■ Task to carry out
Nothing may be dropped or altered: reproduce all the data.
# Start of Provided material
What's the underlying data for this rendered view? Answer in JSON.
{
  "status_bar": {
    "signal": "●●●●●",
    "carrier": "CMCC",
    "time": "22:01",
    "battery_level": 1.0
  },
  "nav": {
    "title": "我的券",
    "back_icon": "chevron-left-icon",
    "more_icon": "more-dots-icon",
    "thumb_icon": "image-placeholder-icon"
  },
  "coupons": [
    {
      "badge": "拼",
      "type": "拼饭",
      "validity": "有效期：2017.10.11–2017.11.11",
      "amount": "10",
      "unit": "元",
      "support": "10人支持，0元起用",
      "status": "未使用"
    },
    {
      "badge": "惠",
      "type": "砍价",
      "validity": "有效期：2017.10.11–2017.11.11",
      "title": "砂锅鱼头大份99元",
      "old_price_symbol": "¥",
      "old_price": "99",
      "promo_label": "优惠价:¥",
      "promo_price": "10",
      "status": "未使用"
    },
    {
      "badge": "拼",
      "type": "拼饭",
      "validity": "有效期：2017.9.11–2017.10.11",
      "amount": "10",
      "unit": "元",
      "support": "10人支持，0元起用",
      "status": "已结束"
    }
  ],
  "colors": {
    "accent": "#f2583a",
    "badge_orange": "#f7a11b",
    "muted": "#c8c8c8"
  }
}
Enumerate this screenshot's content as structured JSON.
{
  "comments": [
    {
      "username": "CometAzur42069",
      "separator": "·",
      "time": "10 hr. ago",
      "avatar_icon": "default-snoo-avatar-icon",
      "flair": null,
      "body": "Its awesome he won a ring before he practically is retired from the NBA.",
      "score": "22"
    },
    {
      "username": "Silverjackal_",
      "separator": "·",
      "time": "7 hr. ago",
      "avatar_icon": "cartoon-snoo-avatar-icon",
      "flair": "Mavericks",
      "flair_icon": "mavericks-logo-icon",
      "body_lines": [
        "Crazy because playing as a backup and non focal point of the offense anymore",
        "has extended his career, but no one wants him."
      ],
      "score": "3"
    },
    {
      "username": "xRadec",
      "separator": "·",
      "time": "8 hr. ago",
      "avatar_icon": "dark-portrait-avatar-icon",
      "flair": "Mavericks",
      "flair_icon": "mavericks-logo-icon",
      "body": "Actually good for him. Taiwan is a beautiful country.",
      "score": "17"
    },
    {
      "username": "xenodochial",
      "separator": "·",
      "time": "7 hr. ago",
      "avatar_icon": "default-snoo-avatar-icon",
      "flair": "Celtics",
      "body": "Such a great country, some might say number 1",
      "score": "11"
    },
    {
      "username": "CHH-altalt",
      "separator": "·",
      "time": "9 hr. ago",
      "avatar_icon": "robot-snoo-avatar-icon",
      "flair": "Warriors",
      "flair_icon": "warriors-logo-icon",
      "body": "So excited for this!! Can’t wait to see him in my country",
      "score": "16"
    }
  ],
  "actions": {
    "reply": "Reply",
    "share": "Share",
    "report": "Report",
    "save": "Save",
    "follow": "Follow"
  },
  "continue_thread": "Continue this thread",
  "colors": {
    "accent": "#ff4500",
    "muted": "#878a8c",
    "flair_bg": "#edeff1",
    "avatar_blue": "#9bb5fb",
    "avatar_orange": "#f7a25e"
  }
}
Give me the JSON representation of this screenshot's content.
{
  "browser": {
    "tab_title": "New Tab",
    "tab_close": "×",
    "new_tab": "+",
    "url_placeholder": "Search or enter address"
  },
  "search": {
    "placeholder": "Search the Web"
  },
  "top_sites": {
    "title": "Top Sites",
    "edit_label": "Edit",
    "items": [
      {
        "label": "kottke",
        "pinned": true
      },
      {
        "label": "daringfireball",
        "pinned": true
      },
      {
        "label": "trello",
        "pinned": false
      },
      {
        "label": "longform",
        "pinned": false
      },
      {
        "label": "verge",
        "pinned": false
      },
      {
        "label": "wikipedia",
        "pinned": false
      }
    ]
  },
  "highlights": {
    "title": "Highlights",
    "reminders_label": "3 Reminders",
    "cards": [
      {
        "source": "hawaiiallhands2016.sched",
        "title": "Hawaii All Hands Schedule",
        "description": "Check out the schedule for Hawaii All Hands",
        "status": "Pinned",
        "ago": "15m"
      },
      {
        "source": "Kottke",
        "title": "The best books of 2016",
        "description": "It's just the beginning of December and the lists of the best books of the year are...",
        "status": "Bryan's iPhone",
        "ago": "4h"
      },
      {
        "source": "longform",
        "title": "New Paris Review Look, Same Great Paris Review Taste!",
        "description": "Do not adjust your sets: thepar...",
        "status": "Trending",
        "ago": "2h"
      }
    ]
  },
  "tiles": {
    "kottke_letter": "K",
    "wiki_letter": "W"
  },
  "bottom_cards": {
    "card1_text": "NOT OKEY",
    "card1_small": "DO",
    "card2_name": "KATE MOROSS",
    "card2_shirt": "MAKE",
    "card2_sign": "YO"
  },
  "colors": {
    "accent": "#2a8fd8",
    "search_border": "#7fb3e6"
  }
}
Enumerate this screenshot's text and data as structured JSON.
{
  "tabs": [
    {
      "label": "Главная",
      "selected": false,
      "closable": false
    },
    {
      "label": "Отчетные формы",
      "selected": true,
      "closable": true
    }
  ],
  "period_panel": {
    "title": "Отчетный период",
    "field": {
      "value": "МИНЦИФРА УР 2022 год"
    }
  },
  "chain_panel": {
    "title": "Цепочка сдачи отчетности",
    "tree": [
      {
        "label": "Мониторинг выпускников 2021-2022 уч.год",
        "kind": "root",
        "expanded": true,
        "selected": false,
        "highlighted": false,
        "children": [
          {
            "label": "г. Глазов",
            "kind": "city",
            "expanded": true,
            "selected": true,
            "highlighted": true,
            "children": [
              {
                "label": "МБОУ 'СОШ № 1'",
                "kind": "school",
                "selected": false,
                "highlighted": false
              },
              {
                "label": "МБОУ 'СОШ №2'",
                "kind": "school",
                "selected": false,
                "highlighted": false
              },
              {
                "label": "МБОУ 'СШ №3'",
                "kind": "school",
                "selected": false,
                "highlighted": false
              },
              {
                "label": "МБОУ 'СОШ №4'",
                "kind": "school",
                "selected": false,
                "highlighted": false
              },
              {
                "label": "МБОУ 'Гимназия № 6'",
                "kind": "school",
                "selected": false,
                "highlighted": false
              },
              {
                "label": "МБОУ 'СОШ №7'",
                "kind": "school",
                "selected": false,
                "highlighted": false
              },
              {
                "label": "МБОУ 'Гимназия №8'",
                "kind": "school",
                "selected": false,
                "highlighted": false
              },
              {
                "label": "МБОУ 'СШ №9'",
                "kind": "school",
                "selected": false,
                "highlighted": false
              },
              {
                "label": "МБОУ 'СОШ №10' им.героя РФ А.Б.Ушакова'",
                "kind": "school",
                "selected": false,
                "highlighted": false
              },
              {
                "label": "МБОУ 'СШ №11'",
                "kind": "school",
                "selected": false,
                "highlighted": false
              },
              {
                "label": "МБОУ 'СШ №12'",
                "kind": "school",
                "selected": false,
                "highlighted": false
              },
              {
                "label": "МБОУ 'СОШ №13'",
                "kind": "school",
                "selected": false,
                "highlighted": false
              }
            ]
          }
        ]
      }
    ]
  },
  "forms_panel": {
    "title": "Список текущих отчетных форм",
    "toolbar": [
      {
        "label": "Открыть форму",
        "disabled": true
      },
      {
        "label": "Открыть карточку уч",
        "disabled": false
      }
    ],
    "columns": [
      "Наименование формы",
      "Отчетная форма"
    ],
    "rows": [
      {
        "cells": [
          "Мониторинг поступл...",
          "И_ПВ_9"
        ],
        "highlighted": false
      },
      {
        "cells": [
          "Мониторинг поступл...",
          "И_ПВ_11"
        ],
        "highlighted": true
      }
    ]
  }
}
# End of Provided material
■ Answer
What's the underlying data for this rendered view? Answer in JSON.
{
  "status_bar": {
    "signal": "●●●●●",
    "carrier": "CMCC",
    "time": "22:01",
    "battery_level": 1.0
  },
  "nav": {
    "title": "我的券",
    "back_icon": "chevron-left-icon",
    "more_icon": "more-dots-icon",
    "thumb_icon": "image-placeholder-icon"
  },
  "coupons": [
    {
      "badge": "拼",
      "type": "拼饭",
      "validity": "有效期：2017.10.11–2017.11.11",
      "amount": "10",
      "unit": "元",
      "support": "10人支持，0元起用",
      "status": "未使用"
    },
    {
      "badge": "惠",
      "type": "砍价",
      "validity": "有效期：2017.10.11–2017.11.11",
      "title": "砂锅鱼头大份99元",
      "old_price_symbol": "¥",
      "old_price": "99",
      "promo_label": "优惠价:¥",
      "promo_price": "10",
      "status": "未使用"
    },
    {
      "badge": "拼",
      "type": "拼饭",
      "validity": "有效期：2017.9.11–2017.10.11",
      "amount": "10",
      "unit": "元",
      "support": "10人支持，0元起用",
      "status": "已结束"
    }
  ],
  "colors": {
    "accent": "#f2583a",
    "badge_orange": "#f7a11b",
    "muted": "#c8c8c8"
  }
}
Enumerate this screenshot's content as structured JSON.
{
  "comments": [
    {
      "username": "CometAzur42069",
      "separator": "·",
      "time": "10 hr. ago",
      "avatar_icon": "default-snoo-avatar-icon",
      "flair": null,
      "body": "Its awesome he won a ring before he practically is retired from the NBA.",
      "score": "22"
    },
    {
      "username": "Silverjackal_",
      "separator": "·",
      "time": "7 hr. ago",
      "avatar_icon": "cartoon-snoo-avatar-icon",
      "flair": "Mavericks",
      "flair_icon": "mavericks-logo-icon",
      "body_lines": [
        "Crazy because playing as a backup and non focal point of the offense anymore",
        "has extended his career, but no one wants him."
      ],
      "score": "3"
    },
    {
      "username": "xRadec",
      "separator": "·",
      "time": "8 hr. ago",
      "avatar_icon": "dark-portrait-avatar-icon",
      "flair": "Mavericks",
      "flair_icon": "mavericks-logo-icon",
      "body": "Actually good for him. Taiwan is a beautiful country.",
      "score": "17"
    },
    {
      "username": "xenodochial",
      "separator": "·",
      "time": "7 hr. ago",
      "avatar_icon": "default-snoo-avatar-icon",
      "flair": "Celtics",
      "body": "Such a great country, some might say number 1",
      "score": "11"
    },
    {
      "username": "CHH-altalt",
      "separator": "·",
      "time": "9 hr. ago",
      "avatar_icon": "robot-snoo-avatar-icon",
      "flair": "Warriors",
      "flair_icon": "warriors-logo-icon",
      "body": "So excited for this!! Can’t wait to see him in my country",
      "score": "16"
    }
  ],
  "actions": {
    "reply": "Reply",
    "share": "Share",
    "report": "Report",
    "save": "Save",
    "follow": "Follow"
  },
  "continue_thread": "Continue this thread",
  "colors": {
    "accent": "#ff4500",
    "muted": "#878a8c",
    "flair_bg": "#edeff1",
    "avatar_blue": "#9bb5fb",
    "avatar_orange": "#f7a25e"
  }
}
Give me the JSON representation of this screenshot's content.
{
  "browser": {
    "tab_title": "New Tab",
    "tab_close": "×",
    "new_tab": "+",
    "url_placeholder": "Search or enter address"
  },
  "search": {
    "placeholder": "Search the Web"
  },
  "top_sites": {
    "title": "Top Sites",
    "edit_label": "Edit",
    "items": [
      {
        "label": "kottke",
        "pinned": true
      },
      {
        "label": "daringfireball",
        "pinned": true
      },
      {
        "label": "trello",
        "pinned": false
      },
      {
        "label": "longform",
        "pinned": false
      },
      {
        "label": "verge",
        "pinned": false
      },
      {
        "label": "wikipedia",
        "pinned": false
      }
    ]
  },
  "highlights": {
    "title": "Highlights",
    "reminders_label": "3 Reminders",
    "cards": [
      {
        "source": "hawaiiallhands2016.sched",
        "title": "Hawaii All Hands Schedule",
        "description": "Check out the schedule for Hawaii All Hands",
        "status": "Pinned",
        "ago": "15m"
      },
      {
        "source": "Kottke",
        "title": "The best books of 2016",
        "description": "It's just the beginning of December and the lists of the best books of the year are...",
        "status": "Bryan's iPhone",
        "ago": "4h"
      },
      {
        "source": "longform",
        "title": "New Paris Review Look, Same Great Paris Review Taste!",
        "description": "Do not adjust your sets: thepar...",
        "status": "Trending",
        "ago": "2h"
      }
    ]
  },
  "tiles": {
    "kottke_letter": "K",
    "wiki_letter": "W"
  },
  "bottom_cards": {
    "card1_text": "NOT OKEY",
    "card1_small": "DO",
    "card2_name": "KATE MOROSS",
    "card2_shirt": "MAKE",
    "card2_sign": "YO"
  },
  "colors": {
    "accent": "#2a8fd8",
    "search_border": "#7fb3e6"
  }
}
Enumerate this screenshot's text and data as structured JSON.
{
  "tabs": [
    {
      "label": "Главная",
      "selected": false,
      "closable": false
    },
    {
      "label": "Отчетные формы",
      "selected": true,
      "closable": true
    }
  ],
  "period_panel": {
    "title": "Отчетный период",
    "field": {
      "value": "МИНЦИФРА УР 2022 год"
    }
  },
  "chain_panel": {
    "title": "Цепочка сдачи отчетности",
    "tree": [
      {
        "label": "Мониторинг выпускников 2021-2022 уч.год",
        "kind": "root",
        "expanded": true,
        "selected": false,
        "highlighted": false,
        "children": [
          {
            "label": "г. Глазов",
            "kind": "city",
            "expanded": true,
            "selected": true,
            "highlighted": true,
            "children": [
              {
                "label": "МБОУ 'СОШ № 1'",
                "kind": "school",
                "selected": false,
                "highlighted": false
              },
              {
                "label": "МБОУ 'СОШ №2'",
                "kind": "school",
                "selected": false,
                "highlighted": false
              },
              {
                "label": "МБОУ 'СШ №3'",
                "kind": "school",
                "selected": false,
                "highlighted": false
              },
              {
                "label": "МБОУ 'СОШ №4'",
                "kind": "school",
                "selected": false,
                "highlighted": false
              },
              {
                "label": "МБОУ 'Гимназия № 6'",
                "kind": "school",
                "selected": false,
                "highlighted": false
              },
              {
                "label": "МБОУ 'СОШ №7'",
                "kind": "school",
                "selected": false,
                "highlighted": false
              },
              {
                "label": "МБОУ 'Гимназия №8'",
                "kind": "school",
                "selected": false,
                "highlighted": false
              },
              {
                "label": "МБОУ 'СШ №9'",
                "kind": "school",
                "selected": false,
                "highlighted": false
              },
              {
                "label": "МБОУ 'СОШ №10' им.героя РФ А.Б.Ушакова'",
                "kind": "school",
                "selected": false,
                "highlighted": false
              },
              {
                "label": "МБОУ 'СШ №11'",
                "kind": "school",
                "selected": false,
                "highlighted": false
              },
              {
                "label": "МБОУ 'СШ №12'",
                "kind": "school",
                "selected": false,
                "highlighted": false
              },
              {
                "label": "МБОУ 'СОШ №13'",
                "kind": "school",
                "selected": false,
                "highlighted": false
              }
            ]
          }
        ]
      }
    ]
  },
  "forms_panel": {
    "title": "Список текущих отчетных форм",
    "toolbar": [
      {
        "label": "Открыть форму",
        "disabled": true
      },
      {
        "label": "Открыть карточку уч",
        "disabled": false
      }
    ],
    "columns": [
      "Наименование формы",
      "Отчетная форма"
    ],
    "rows": [
      {
        "cells": [
          "Мониторинг поступл...",
          "И_ПВ_9"
        ],
        "highlighted": false
      },
      {
        "cells": [
          "Мониторинг поступл...",
          "И_ПВ_11"
        ],
        "highlighted": true
      }
    ]
  }
}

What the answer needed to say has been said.